▸ **Requirement**
Produce an exact copy of all the records.

▸ **Rows**
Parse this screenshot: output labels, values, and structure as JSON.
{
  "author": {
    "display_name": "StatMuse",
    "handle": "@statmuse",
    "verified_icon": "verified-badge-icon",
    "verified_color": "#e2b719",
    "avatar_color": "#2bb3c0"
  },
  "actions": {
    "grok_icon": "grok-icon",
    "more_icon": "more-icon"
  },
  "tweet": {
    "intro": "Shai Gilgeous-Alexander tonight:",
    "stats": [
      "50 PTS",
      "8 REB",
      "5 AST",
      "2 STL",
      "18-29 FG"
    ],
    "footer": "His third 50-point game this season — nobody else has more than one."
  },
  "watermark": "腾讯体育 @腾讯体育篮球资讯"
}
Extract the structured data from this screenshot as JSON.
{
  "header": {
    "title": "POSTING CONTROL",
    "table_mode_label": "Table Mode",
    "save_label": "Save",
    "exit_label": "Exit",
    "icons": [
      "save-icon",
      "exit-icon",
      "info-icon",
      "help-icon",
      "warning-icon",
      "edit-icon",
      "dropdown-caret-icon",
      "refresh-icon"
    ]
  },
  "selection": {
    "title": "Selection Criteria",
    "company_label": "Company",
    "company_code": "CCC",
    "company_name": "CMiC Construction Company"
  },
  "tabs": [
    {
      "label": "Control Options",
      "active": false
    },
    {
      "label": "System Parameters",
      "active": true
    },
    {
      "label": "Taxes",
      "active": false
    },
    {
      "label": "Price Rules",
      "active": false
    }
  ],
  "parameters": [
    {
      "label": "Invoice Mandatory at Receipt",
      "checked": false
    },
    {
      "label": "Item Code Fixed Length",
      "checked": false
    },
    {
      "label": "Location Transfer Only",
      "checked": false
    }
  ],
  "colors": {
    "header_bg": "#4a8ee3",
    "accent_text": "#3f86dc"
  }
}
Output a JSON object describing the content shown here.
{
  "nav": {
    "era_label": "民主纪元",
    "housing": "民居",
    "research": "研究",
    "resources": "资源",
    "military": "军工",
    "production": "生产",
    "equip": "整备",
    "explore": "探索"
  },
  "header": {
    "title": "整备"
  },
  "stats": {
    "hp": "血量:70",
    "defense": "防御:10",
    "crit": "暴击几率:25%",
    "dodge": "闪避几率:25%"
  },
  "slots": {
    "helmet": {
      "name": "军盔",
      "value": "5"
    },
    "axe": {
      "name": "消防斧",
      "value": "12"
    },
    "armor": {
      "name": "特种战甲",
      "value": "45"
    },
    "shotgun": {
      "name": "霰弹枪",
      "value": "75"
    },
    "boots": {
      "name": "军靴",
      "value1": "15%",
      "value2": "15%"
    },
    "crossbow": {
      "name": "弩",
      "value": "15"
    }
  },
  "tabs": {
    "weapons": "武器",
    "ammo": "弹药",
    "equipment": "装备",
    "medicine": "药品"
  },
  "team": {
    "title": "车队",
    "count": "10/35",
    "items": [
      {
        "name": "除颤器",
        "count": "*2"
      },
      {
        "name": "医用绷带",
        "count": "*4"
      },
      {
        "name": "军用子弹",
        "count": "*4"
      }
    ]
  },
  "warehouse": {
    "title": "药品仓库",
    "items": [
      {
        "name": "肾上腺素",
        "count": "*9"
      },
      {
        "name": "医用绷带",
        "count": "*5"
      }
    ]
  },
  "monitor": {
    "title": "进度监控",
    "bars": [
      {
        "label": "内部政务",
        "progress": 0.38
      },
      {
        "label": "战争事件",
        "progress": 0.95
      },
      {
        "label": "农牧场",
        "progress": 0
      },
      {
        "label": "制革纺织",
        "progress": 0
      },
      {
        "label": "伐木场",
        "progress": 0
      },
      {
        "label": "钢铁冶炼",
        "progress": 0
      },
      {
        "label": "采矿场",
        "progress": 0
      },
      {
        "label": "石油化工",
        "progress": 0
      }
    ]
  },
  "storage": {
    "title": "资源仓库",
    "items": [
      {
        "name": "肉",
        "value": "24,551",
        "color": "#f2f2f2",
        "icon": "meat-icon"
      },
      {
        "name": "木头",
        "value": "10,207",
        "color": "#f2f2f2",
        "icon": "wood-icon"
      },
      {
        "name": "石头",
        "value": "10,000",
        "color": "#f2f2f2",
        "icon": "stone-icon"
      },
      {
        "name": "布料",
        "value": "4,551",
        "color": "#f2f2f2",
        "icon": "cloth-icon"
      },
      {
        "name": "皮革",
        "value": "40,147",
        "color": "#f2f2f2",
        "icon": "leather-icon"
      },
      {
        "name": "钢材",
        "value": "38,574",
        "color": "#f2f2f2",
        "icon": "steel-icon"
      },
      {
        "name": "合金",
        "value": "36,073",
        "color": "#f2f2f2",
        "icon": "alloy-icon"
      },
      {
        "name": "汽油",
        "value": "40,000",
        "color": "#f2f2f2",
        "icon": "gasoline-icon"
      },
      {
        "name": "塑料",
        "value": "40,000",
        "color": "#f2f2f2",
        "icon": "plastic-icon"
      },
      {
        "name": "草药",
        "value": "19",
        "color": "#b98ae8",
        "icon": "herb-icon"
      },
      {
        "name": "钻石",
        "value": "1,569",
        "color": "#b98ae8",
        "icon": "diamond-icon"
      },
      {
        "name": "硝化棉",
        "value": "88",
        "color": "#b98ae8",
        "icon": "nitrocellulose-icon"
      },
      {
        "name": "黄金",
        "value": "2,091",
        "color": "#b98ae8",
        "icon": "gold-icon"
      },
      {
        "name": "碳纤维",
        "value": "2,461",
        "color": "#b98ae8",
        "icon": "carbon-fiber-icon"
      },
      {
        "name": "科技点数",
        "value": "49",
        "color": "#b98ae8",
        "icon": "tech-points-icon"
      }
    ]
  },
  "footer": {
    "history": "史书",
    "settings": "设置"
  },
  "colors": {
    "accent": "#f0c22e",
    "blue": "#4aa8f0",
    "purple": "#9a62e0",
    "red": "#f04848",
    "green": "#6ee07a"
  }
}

▸ **Solution to the exercise**
Parse this screenshot: output labels, values, and structure as JSON.
{
  "author": {
    "display_name": "StatMuse",
    "handle": "@statmuse",
    "verified_icon": "verified-badge-icon",
    "verified_color": "#e2b719",
    "avatar_color": "#2bb3c0"
  },
  "actions": {
    "grok_icon": "grok-icon",
    "more_icon": "more-icon"
  },
  "tweet": {
    "intro": "Shai Gilgeous-Alexander tonight:",
    "stats": [
      "50 PTS",
      "8 REB",
      "5 AST",
      "2 STL",
      "18-29 FG"
    ],
    "footer": "His third 50-point game this season — nobody else has more than one."
  },
  "watermark": "腾讯体育 @腾讯体育篮球资讯"
}
Extract the structured data from this screenshot as JSON.
{
  "header": {
    "title": "POSTING CONTROL",
    "table_mode_label": "Table Mode",
    "save_label": "Save",
    "exit_label": "Exit",
    "icons": [
      "save-icon",
      "exit-icon",
      "info-icon",
      "help-icon",
      "warning-icon",
      "edit-icon",
      "dropdown-caret-icon",
      "refresh-icon"
    ]
  },
  "selection": {
    "title": "Selection Criteria",
    "company_label": "Company",
    "company_code": "CCC",
    "company_name": "CMiC Construction Company"
  },
  "tabs": [
    {
      "label": "Control Options",
      "active": false
    },
    {
      "label": "System Parameters",
      "active": true
    },
    {
      "label": "Taxes",
      "active": false
    },
    {
      "label": "Price Rules",
      "active": false
    }
  ],
  "parameters": [
    {
      "label": "Invoice Mandatory at Receipt",
      "checked": false
    },
    {
      "label": "Item Code Fixed Length",
      "checked": false
    },
    {
      "label": "Location Transfer Only",
      "checked": false
    }
  ],
  "colors": {
    "header_bg": "#4a8ee3",
    "accent_text": "#3f86dc"
  }
}
Output a JSON object describing the content shown here.
{
  "nav": {
    "era_label": "民主纪元",
    "housing": "民居",
    "research": "研究",
    "resources": "资源",
    "military": "军工",
    "production": "生产",
    "equip": "整备",
    "explore": "探索"
  },
  "header": {
    "title": "整备"
  },
  "stats": {
    "hp": "血量:70",
    "defense": "防御:10",
    "crit": "暴击几率:25%",
    "dodge": "闪避几率:25%"
  },
  "slots": {
    "helmet": {
      "name": "军盔",
      "value": "5"
    },
    "axe": {
      "name": "消防斧",
      "value": "12"
    },
    "armor": {
      "name": "特种战甲",
      "value": "45"
    },
    "shotgun": {
      "name": "霰弹枪",
      "value": "75"
    },
    "boots": {
      "name": "军靴",
      "value1": "15%",
      "value2": "15%"
    },
    "crossbow": {
      "name": "弩",
      "value": "15"
    }
  },
  "tabs": {
    "weapons": "武器",
    "ammo": "弹药",
    "equipment": "装备",
    "medicine": "药品"
  },
  "team": {
    "title": "车队",
    "count": "10/35",
    "items": [
      {
        "name": "除颤器",
        "count": "*2"
      },
      {
        "name": "医用绷带",
        "count": "*4"
      },
      {
        "name": "军用子弹",
        "count": "*4"
      }
    ]
  },
  "warehouse": {
    "title": "药品仓库",
    "items": [
      {
        "name": "肾上腺素",
        "count": "*9"
      },
      {
        "name": "医用绷带",
        "count": "*5"
      }
    ]
  },
  "monitor": {
    "title": "进度监控",
    "bars": [
      {
        "label": "内部政务",
        "progress": 0.38
      },
      {
        "label": "战争事件",
        "progress": 0.95
      },
      {
        "label": "农牧场",
        "progress": 0
      },
      {
        "label": "制革纺织",
        "progress": 0
      },
      {
        "label": "伐木场",
        "progress": 0
      },
      {
        "label": "钢铁冶炼",
        "progress": 0
      },
      {
        "label": "采矿场",
        "progress": 0
      },
      {
        "label": "石油化工",
        "progress": 0
      }
    ]
  },
  "storage": {
    "title": "资源仓库",
    "items": [
      {
        "name": "肉",
        "value": "24,551",
        "color": "#f2f2f2",
        "icon": "meat-icon"
      },
      {
        "name": "木头",
        "value": "10,207",
        "color": "#f2f2f2",
        "icon": "wood-icon"
      },
      {
        "name": "石头",
        "value": "10,000",
        "color": "#f2f2f2",
        "icon": "stone-icon"
      },
      {
        "name": "布料",
        "value": "4,551",
        "color": "#f2f2f2",
        "icon": "cloth-icon"
      },
      {
        "name": "皮革",
        "value": "40,147",
        "color": "#f2f2f2",
        "icon": "leather-icon"
      },
      {
        "name": "钢材",
        "value": "38,574",
        "color": "#f2f2f2",
        "icon": "steel-icon"
      },
      {
        "name": "合金",
        "value": "36,073",
        "color": "#f2f2f2",
        "icon": "alloy-icon"
      },
      {
        "name": "汽油",
        "value": "40,000",
        "color": "#f2f2f2",
        "icon": "gasoline-icon"
      },
      {
        "name": "塑料",
        "value": "40,000",
        "color": "#f2f2f2",
        "icon": "plastic-icon"
      },
      {
        "name": "草药",
        "value": "19",
        "color": "#b98ae8",
        "icon": "herb-icon"
      },
      {
        "name": "钻石",
        "value": "1,569",
        "color": "#b98ae8",
        "icon": "diamond-icon"
      },
      {
        "name": "硝化棉",
        "value": "88",
        "color": "#b98ae8",
        "icon": "nitrocellulose-icon"
      },
      {
        "name": "黄金",
        "value": "2,091",
        "color": "#b98ae8",
        "icon": "gold-icon"
      },
      {
        "name": "碳纤维",
        "value": "2,461",
        "color": "#b98ae8",
        "icon": "carbon-fiber-icon"
      },
      {
        "name": "科技点数",
        "value": "49",
        "color": "#b98ae8",
        "icon": "tech-points-icon"
      }
    ]
  },
  "footer": {
    "history": "史书",
    "settings": "设置"
  },
  "colors": {
    "accent": "#f0c22e",
    "blue": "#4aa8f0",
    "purple": "#9a62e0",
    "red": "#f04848",
    "green": "#6ee07a"
  }
}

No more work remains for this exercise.